#### SHORT PROBLEM
Give the entries again exactly, every one of them.

..........

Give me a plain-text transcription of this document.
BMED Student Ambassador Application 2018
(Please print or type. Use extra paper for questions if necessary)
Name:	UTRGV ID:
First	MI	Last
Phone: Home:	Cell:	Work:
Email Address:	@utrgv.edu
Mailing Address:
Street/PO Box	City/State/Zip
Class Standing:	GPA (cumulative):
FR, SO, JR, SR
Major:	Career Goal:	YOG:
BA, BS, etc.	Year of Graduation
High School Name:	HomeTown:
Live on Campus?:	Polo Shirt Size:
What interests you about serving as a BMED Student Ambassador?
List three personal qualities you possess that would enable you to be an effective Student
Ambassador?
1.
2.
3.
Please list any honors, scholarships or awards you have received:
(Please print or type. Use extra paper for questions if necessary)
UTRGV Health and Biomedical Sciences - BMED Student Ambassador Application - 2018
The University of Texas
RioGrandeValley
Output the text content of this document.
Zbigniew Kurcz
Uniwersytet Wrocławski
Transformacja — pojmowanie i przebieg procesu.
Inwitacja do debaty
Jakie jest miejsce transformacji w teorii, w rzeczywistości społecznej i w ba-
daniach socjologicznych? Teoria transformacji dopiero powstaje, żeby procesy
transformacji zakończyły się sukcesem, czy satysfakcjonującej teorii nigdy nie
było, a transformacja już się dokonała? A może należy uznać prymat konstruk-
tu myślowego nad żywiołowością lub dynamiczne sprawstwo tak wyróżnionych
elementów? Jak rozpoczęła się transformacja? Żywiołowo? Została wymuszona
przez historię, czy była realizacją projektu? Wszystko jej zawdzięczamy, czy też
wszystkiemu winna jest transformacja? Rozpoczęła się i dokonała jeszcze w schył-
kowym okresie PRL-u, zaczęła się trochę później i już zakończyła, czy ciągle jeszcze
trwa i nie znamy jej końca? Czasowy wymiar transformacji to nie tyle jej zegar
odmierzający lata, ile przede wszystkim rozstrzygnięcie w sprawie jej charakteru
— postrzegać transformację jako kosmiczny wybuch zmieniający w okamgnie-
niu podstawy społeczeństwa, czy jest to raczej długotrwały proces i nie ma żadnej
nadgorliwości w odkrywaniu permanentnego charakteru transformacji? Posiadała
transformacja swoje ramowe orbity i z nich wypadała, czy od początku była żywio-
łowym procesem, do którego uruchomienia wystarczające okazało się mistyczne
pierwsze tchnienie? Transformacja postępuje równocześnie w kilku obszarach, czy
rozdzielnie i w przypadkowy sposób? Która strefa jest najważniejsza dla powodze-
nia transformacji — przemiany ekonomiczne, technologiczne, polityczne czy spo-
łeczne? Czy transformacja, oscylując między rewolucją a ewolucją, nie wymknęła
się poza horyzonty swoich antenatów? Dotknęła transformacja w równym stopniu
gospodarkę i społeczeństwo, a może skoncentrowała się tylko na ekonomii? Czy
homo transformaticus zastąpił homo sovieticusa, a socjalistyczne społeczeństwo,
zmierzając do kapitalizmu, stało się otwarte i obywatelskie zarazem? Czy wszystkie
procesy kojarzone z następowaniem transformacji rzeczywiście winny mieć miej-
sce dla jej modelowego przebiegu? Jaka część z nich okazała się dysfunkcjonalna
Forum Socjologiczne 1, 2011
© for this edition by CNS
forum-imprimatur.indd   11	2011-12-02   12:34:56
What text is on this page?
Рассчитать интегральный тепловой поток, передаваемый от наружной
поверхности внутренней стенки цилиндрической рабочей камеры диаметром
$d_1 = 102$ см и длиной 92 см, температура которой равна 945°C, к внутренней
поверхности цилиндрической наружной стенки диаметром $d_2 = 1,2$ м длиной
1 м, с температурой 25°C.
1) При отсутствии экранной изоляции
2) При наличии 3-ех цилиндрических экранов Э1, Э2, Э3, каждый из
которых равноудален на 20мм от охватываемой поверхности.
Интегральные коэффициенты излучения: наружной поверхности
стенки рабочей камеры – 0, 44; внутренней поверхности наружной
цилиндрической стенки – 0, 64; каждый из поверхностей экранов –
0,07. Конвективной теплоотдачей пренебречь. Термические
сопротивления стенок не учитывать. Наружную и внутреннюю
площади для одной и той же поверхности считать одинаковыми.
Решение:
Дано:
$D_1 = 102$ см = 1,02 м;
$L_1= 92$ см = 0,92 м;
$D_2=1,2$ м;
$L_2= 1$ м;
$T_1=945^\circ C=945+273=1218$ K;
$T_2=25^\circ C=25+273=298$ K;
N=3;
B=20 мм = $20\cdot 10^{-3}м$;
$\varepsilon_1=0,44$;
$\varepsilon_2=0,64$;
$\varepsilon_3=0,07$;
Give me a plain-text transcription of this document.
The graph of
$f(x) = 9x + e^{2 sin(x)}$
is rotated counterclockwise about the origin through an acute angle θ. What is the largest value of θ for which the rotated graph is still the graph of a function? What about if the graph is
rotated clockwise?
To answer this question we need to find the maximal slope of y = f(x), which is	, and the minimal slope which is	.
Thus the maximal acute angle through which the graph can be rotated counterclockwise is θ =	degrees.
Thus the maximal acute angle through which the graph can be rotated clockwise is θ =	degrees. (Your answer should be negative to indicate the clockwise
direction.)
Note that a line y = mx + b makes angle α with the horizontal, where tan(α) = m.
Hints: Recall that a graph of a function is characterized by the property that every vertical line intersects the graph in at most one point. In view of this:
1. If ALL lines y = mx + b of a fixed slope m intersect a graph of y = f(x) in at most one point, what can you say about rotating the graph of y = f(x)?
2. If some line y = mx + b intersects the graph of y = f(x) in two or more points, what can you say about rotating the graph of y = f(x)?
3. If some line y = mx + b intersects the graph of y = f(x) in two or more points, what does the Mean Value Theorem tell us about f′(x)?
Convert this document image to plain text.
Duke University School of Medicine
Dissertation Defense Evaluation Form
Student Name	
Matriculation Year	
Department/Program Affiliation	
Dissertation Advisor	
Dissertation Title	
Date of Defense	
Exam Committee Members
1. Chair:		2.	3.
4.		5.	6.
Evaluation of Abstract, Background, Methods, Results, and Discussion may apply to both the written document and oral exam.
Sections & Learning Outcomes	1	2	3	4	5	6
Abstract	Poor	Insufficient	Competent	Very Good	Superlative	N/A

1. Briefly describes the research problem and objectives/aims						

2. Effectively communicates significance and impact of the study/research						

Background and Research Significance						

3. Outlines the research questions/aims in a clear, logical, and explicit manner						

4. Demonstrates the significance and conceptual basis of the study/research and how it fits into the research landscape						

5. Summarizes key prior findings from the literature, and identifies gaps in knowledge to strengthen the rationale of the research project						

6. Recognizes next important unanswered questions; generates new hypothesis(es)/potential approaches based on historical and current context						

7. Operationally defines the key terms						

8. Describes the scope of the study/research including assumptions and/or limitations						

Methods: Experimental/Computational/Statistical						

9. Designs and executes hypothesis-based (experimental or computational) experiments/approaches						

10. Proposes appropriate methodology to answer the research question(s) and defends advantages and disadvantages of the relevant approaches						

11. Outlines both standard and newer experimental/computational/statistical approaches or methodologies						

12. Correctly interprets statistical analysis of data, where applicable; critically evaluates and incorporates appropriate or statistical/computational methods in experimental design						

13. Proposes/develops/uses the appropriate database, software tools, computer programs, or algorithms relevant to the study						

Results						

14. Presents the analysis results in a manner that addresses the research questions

..........

#### CORRECT ANSWER
Give me a plain-text transcription of this document.
BMED Student Ambassador Application 2018
(Please print or type. Use extra paper for questions if necessary)
Name:	UTRGV ID:
First	MI	Last
Phone: Home:	Cell:	Work:
Email Address:	@utrgv.edu
Mailing Address:
Street/PO Box	City/State/Zip
Class Standing:	GPA (cumulative):
FR, SO, JR, SR
Major:	Career Goal:	YOG:
BA, BS, etc.	Year of Graduation
High School Name:	HomeTown:
Live on Campus?:	Polo Shirt Size:
What interests you about serving as a BMED Student Ambassador?
List three personal qualities you possess that would enable you to be an effective Student
Ambassador?
1.
2.
3.
Please list any honors, scholarships or awards you have received:
(Please print or type. Use extra paper for questions if necessary)
UTRGV Health and Biomedical Sciences - BMED Student Ambassador Application - 2018
The University of Texas
RioGrandeValley
Output the text content of this document.
Zbigniew Kurcz
Uniwersytet Wrocławski
Transformacja — pojmowanie i przebieg procesu.
Inwitacja do debaty
Jakie jest miejsce transformacji w teorii, w rzeczywistości społecznej i w ba-
daniach socjologicznych? Teoria transformacji dopiero powstaje, żeby procesy
transformacji zakończyły się sukcesem, czy satysfakcjonującej teorii nigdy nie
było, a transformacja już się dokonała? A może należy uznać prymat konstruk-
tu myślowego nad żywiołowością lub dynamiczne sprawstwo tak wyróżnionych
elementów? Jak rozpoczęła się transformacja? Żywiołowo? Została wymuszona
przez historię, czy była realizacją projektu? Wszystko jej zawdzięczamy, czy też
wszystkiemu winna jest transformacja? Rozpoczęła się i dokonała jeszcze w schył-
kowym okresie PRL-u, zaczęła się trochę później i już zakończyła, czy ciągle jeszcze
trwa i nie znamy jej końca? Czasowy wymiar transformacji to nie tyle jej zegar
odmierzający lata, ile przede wszystkim rozstrzygnięcie w sprawie jej charakteru
— postrzegać transformację jako kosmiczny wybuch zmieniający w okamgnie-
niu podstawy społeczeństwa, czy jest to raczej długotrwały proces i nie ma żadnej
nadgorliwości w odkrywaniu permanentnego charakteru transformacji? Posiadała
transformacja swoje ramowe orbity i z nich wypadała, czy od początku była żywio-
łowym procesem, do którego uruchomienia wystarczające okazało się mistyczne
pierwsze tchnienie? Transformacja postępuje równocześnie w kilku obszarach, czy
rozdzielnie i w przypadkowy sposób? Która strefa jest najważniejsza dla powodze-
nia transformacji — przemiany ekonomiczne, technologiczne, polityczne czy spo-
łeczne? Czy transformacja, oscylując między rewolucją a ewolucją, nie wymknęła
się poza horyzonty swoich antenatów? Dotknęła transformacja w równym stopniu
gospodarkę i społeczeństwo, a może skoncentrowała się tylko na ekonomii? Czy
homo transformaticus zastąpił homo sovieticusa, a socjalistyczne społeczeństwo,
zmierzając do kapitalizmu, stało się otwarte i obywatelskie zarazem? Czy wszystkie
procesy kojarzone z następowaniem transformacji rzeczywiście winny mieć miej-
sce dla jej modelowego przebiegu? Jaka część z nich okazała się dysfunkcjonalna
Forum Socjologiczne 1, 2011
© for this edition by CNS
forum-imprimatur.indd   11	2011-12-02   12:34:56
What text is on this page?
Рассчитать интегральный тепловой поток, передаваемый от наружной
поверхности внутренней стенки цилиндрической рабочей камеры диаметром
$d_1 = 102$ см и длиной 92 см, температура которой равна 945°C, к внутренней
поверхности цилиндрической наружной стенки диаметром $d_2 = 1,2$ м длиной
1 м, с температурой 25°C.
1) При отсутствии экранной изоляции
2) При наличии 3-ех цилиндрических экранов Э1, Э2, Э3, каждый из
которых равноудален на 20мм от охватываемой поверхности.
Интегральные коэффициенты излучения: наружной поверхности
стенки рабочей камеры – 0, 44; внутренней поверхности наружной
цилиндрической стенки – 0, 64; каждый из поверхностей экранов –
0,07. Конвективной теплоотдачей пренебречь. Термические
сопротивления стенок не учитывать. Наружную и внутреннюю
площади для одной и той же поверхности считать одинаковыми.
Решение:
Дано:
$D_1 = 102$ см = 1,02 м;
$L_1= 92$ см = 0,92 м;
$D_2=1,2$ м;
$L_2= 1$ м;
$T_1=945^\circ C=945+273=1218$ K;
$T_2=25^\circ C=25+273=298$ K;
N=3;
B=20 мм = $20\cdot 10^{-3}м$;
$\varepsilon_1=0,44$;
$\varepsilon_2=0,64$;
$\varepsilon_3=0,07$;
Give me a plain-text transcription of this document.
The graph of
$f(x) = 9x + e^{2 sin(x)}$
is rotated counterclockwise about the origin through an acute angle θ. What is the largest value of θ for which the rotated graph is still the graph of a function? What about if the graph is
rotated clockwise?
To answer this question we need to find the maximal slope of y = f(x), which is	, and the minimal slope which is	.
Thus the maximal acute angle through which the graph can be rotated counterclockwise is θ =	degrees.
Thus the maximal acute angle through which the graph can be rotated clockwise is θ =	degrees. (Your answer should be negative to indicate the clockwise
direction.)
Note that a line y = mx + b makes angle α with the horizontal, where tan(α) = m.
Hints: Recall that a graph of a function is characterized by the property that every vertical line intersects the graph in at most one point. In view of this:
1. If ALL lines y = mx + b of a fixed slope m intersect a graph of y = f(x) in at most one point, what can you say about rotating the graph of y = f(x)?
2. If some line y = mx + b intersects the graph of y = f(x) in two or more points, what can you say about rotating the graph of y = f(x)?
3. If some line y = mx + b intersects the graph of y = f(x) in two or more points, what does the Mean Value Theorem tell us about f′(x)?
Convert this document image to plain text.
Duke University School of Medicine
Dissertation Defense Evaluation Form
Student Name	
Matriculation Year	
Department/Program Affiliation	
Dissertation Advisor	
Dissertation Title	
Date of Defense	
Exam Committee Members
1. Chair:		2.	3.
4.		5.	6.
Evaluation of Abstract, Background, Methods, Results, and Discussion may apply to both the written document and oral exam.
Sections & Learning Outcomes	1	2	3	4	5	6
Abstract	Poor	Insufficient	Competent	Very Good	Superlative	N/A

1. Briefly describes the research problem and objectives/aims						

2. Effectively communicates significance and impact of the study/research						

Background and Research Significance						

3. Outlines the research questions/aims in a clear, logical, and explicit manner						

4. Demonstrates the significance and conceptual basis of the study/research and how it fits into the research landscape						

5. Summarizes key prior findings from the literature, and identifies gaps in knowledge to strengthen the rationale of the research project						

6. Recognizes next important unanswered questions; generates new hypothesis(es)/potential approaches based on historical and current context						

7. Operationally defines the key terms						

8. Describes the scope of the study/research including assumptions and/or limitations						

Methods: Experimental/Computational/Statistical						

9. Designs and executes hypothesis-based (experimental or computational) experiments/approaches						

10. Proposes appropriate methodology to answer the research question(s) and defends advantages and disadvantages of the relevant approaches						

11. Outlines both standard and newer experimental/computational/statistical approaches or methodologies						

12. Correctly interprets statistical analysis of data, where applicable; critically evaluates and incorporates appropriate or statistical/computational methods in experimental design						

13. Proposes/develops/uses the appropriate database, software tools, computer programs, or algorithms relevant to the study						

Results						

14. Presents the analysis results in a manner that addresses the research questions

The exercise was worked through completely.